— Problem —
Extract each line of the data below exactly as written.

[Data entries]
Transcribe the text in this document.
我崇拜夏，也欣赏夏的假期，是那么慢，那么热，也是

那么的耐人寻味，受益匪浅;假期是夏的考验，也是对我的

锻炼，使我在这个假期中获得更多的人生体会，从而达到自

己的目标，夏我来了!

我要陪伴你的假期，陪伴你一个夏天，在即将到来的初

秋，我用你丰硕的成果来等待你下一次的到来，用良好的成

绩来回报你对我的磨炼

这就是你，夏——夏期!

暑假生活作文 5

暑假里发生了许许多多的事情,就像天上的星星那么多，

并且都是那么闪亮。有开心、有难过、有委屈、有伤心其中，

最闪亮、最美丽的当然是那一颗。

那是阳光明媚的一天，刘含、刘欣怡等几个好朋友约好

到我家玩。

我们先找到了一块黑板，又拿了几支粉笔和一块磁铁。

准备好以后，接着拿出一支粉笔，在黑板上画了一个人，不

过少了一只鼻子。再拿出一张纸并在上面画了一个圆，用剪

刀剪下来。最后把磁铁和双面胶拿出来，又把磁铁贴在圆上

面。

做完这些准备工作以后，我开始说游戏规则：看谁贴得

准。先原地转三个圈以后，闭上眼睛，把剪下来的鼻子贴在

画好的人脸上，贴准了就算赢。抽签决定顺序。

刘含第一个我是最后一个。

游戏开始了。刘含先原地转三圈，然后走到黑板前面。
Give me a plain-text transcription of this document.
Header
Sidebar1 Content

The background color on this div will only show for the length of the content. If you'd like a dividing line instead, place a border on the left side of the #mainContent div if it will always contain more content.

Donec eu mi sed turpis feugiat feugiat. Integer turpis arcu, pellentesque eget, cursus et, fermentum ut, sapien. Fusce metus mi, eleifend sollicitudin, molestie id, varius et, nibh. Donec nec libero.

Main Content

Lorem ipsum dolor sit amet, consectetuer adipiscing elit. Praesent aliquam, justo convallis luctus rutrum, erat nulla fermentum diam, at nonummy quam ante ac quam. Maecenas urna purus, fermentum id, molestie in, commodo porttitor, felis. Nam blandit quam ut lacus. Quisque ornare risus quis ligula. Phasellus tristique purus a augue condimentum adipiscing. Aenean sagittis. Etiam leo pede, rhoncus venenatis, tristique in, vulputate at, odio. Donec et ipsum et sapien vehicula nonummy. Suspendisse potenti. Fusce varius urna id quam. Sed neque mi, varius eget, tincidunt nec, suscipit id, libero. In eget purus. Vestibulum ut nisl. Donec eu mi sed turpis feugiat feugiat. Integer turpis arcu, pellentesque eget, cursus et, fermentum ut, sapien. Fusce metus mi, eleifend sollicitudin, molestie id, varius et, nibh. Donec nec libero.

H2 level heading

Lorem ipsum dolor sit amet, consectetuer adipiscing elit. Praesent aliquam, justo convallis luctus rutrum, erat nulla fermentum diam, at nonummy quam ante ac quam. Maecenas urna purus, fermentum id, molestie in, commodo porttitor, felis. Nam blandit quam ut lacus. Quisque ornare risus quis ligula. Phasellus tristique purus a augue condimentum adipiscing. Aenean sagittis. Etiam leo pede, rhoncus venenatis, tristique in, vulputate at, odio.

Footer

— Output —
Transcribe the text in this document.
我崇拜夏，也欣赏夏的假期，是那么慢，那么热，也是

那么的耐人寻味，受益匪浅;假期是夏的考验，也是对我的

锻炼，使我在这个假期中获得更多的人生体会，从而达到自

己的目标，夏我来了!

我要陪伴你的假期，陪伴你一个夏天，在即将到来的初

秋，我用你丰硕的成果来等待你下一次的到来，用良好的成

绩来回报你对我的磨炼

这就是你，夏——夏期!

暑假生活作文 5

暑假里发生了许许多多的事情,就像天上的星星那么多，

并且都是那么闪亮。有开心、有难过、有委屈、有伤心其中，

最闪亮、最美丽的当然是那一颗。

那是阳光明媚的一天，刘含、刘欣怡等几个好朋友约好

到我家玩。

我们先找到了一块黑板，又拿了几支粉笔和一块磁铁。

准备好以后，接着拿出一支粉笔，在黑板上画了一个人，不

过少了一只鼻子。再拿出一张纸并在上面画了一个圆，用剪

刀剪下来。最后把磁铁和双面胶拿出来，又把磁铁贴在圆上

面。

做完这些准备工作以后，我开始说游戏规则：看谁贴得

准。先原地转三个圈以后，闭上眼睛，把剪下来的鼻子贴在

画好的人脸上，贴准了就算赢。抽签决定顺序。

刘含第一个我是最后一个。

游戏开始了。刘含先原地转三圈，然后走到黑板前面。
Give me a plain-text transcription of this document.
Header
Sidebar1 Content

The background color on this div will only show for the length of the content. If you'd like a dividing line instead, place a border on the left side of the #mainContent div if it will always contain more content.

Donec eu mi sed turpis feugiat feugiat. Integer turpis arcu, pellentesque eget, cursus et, fermentum ut, sapien. Fusce metus mi, eleifend sollicitudin, molestie id, varius et, nibh. Donec nec libero.

Main Content

Lorem ipsum dolor sit amet, consectetuer adipiscing elit. Praesent aliquam, justo convallis luctus rutrum, erat nulla fermentum diam, at nonummy quam ante ac quam. Maecenas urna purus, fermentum id, molestie in, commodo porttitor, felis. Nam blandit quam ut lacus. Quisque ornare risus quis ligula. Phasellus tristique purus a augue condimentum adipiscing. Aenean sagittis. Etiam leo pede, rhoncus venenatis, tristique in, vulputate at, odio. Donec et ipsum et sapien vehicula nonummy. Suspendisse potenti. Fusce varius urna id quam. Sed neque mi, varius eget, tincidunt nec, suscipit id, libero. In eget purus. Vestibulum ut nisl. Donec eu mi sed turpis feugiat feugiat. Integer turpis arcu, pellentesque eget, cursus et, fermentum ut, sapien. Fusce metus mi, eleifend sollicitudin, molestie id, varius et, nibh. Donec nec libero.

H2 level heading

Lorem ipsum dolor sit amet, consectetuer adipiscing elit. Praesent aliquam, justo convallis luctus rutrum, erat nulla fermentum diam, at nonummy quam ante ac quam. Maecenas urna purus, fermentum id, molestie in, commodo porttitor, felis. Nam blandit quam ut lacus. Quisque ornare risus quis ligula. Phasellus tristique purus a augue condimentum adipiscing. Aenean sagittis. Etiam leo pede, rhoncus venenatis, tristique in, vulputate at, odio.

Footer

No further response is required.